== Text shown

200 Million Years Ago Crabs Started Walking Sideways — and It Shaped Their Success
There’s no obvious reason crabs should move the way they do. Most animals move forward. Crabs don’t. They move sideways, slipping across the sand without turning, in a motion that feels oddly precise. It looks built in, but it isn’t.
A new study published as a reviewed preprint in eLife finds that sideways walking evolved once, roughly 200 million years ago, in a forward-moving ancestor of true crabs — the group that includes most modern crab species. By combining behavioral observations with evolutionary data, researchers traced the movement to that single origin and found it has remained largely unchanged ever since.
“Sideways locomotion may have contributed significantly to the ecological success of true crabs,” said senior co-author Yuuki Kawabata in a press release.
Tracking the Evolution of Sideways Walking in Crabs

A collage of true crab species
(Image Credit: Tsubasa Inoue and Junya Taniguchi (CC BY 4.0))
To understand how this behavior emerged, researchers began by observing crabs in motion. They recorded 50 species, filming each for 10 minutes in controlled environments designed to reflect their natural habitats. Due to practical constraints, one representative individual was observed per species.
From those recordings, 35 species were classified as sideways walkers, while 15 primarily moved forward. If sideways walking defines modern crabs, forward movement hasn’t disappeared entirely, as some species still rely on it.
To place those observations in context, the team paired them with a large evolutionary dataset built from genetic sequences across 344 species. Because the behavioral and genetic datasets didn’t perfectly align, the researchers scaled the analysis to 44 genera, along with several families and a superfamily, allowing closely related groups to serve as stand-ins where needed.

====

● **Problems to solve**:
1 – In the article on crab sideways walking, how many of the recorded species were classified as sideways walkers?
2 – Carry on the article about how crabs came to walk sideways, picking up after its last sentence.

== Data for analysis

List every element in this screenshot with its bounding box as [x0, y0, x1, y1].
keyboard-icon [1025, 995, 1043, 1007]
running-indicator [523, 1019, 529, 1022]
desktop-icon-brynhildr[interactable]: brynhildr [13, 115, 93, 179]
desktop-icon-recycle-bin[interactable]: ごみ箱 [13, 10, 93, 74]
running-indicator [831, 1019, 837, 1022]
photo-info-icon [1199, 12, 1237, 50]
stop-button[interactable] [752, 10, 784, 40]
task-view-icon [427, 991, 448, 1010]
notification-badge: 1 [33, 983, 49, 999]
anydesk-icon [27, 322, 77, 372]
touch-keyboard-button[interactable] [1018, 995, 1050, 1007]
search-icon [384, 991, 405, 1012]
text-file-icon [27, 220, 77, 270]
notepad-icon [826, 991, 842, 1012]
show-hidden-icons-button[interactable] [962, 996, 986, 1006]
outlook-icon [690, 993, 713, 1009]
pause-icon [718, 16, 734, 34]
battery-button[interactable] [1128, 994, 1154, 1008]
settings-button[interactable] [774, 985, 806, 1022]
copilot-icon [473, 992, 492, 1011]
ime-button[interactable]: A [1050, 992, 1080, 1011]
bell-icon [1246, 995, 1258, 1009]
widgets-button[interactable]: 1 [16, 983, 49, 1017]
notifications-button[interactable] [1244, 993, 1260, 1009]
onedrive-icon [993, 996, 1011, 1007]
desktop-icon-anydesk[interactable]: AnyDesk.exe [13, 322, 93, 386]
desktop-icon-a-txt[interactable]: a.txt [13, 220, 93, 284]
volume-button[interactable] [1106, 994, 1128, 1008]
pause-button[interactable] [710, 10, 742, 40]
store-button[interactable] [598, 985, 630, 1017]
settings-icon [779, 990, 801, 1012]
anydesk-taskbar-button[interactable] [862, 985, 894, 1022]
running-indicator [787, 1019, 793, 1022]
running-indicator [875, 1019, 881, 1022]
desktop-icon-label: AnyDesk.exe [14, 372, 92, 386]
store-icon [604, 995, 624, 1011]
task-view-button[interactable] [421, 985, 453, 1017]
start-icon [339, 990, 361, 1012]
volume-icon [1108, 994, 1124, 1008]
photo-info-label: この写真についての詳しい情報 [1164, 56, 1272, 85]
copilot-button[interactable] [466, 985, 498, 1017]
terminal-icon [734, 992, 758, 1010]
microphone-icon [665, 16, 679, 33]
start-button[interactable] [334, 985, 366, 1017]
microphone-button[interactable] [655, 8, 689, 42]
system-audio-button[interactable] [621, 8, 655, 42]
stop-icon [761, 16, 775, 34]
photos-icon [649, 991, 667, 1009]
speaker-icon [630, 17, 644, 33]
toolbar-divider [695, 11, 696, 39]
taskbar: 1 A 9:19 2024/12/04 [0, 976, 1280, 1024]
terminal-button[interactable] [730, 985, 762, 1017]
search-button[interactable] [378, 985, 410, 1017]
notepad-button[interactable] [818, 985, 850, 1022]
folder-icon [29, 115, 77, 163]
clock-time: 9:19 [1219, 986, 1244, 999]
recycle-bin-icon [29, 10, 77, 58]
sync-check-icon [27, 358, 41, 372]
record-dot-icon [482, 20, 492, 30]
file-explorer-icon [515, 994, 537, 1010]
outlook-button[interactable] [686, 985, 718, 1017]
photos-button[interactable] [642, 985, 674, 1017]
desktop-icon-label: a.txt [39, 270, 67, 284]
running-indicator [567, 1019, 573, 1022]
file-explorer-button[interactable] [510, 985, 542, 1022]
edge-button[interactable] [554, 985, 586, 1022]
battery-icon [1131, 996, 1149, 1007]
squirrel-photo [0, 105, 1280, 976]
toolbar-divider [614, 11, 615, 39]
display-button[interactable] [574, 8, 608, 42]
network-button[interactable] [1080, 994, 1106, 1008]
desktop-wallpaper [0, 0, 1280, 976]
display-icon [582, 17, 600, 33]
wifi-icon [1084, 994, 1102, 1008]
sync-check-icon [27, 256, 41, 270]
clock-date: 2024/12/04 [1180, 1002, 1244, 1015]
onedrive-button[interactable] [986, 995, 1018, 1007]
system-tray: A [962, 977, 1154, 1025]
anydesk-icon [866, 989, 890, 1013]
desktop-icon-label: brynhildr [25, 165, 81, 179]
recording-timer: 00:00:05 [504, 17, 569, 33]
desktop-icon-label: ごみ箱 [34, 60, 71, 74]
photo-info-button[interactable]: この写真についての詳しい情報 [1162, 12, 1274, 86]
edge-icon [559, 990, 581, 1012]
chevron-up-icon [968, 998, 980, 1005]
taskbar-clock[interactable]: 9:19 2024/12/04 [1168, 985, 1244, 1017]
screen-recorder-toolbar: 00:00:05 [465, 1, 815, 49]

====

● **Answers per task**:
1 – 35 species

2 –
Sideways walking appears to have evolved once from a forward-moving ancestor and has remained highly conserved across true crabs.
“This single event contrasts starkly with carcinization, which has occurred repeatedly across decapod species,” Kawabata explained.
Carcinization refers to the repeated evolution of crab-like body shapes across different groups.
Read More: Partially Eaten Remains Reveal Cannibalism Is the Biggest Threat to Young Blue Crabs in Chesapeake Bay
Why Sideways Walking Helps Crabs Survive
At first glance, moving sideways might seem like a limitation; however, sideways walking allows crabs to move quickly in either direction without turning their bodies. That means they can react faster when threatened, shifting direction instantly instead of reorienting first. For prey animals, that unpredictability can be critical.
That flexibility may be part of why crabs are so successful. Today, nearly 8,000 species live in environments ranging from the deep ocean to freshwater and even on land.
The movement also comes with downsides. Walking sideways can make activities such as burrowing, feeding, and mating more difficult. That may be one reason this kind of motion is rare, showing up in only a few unrelated animals.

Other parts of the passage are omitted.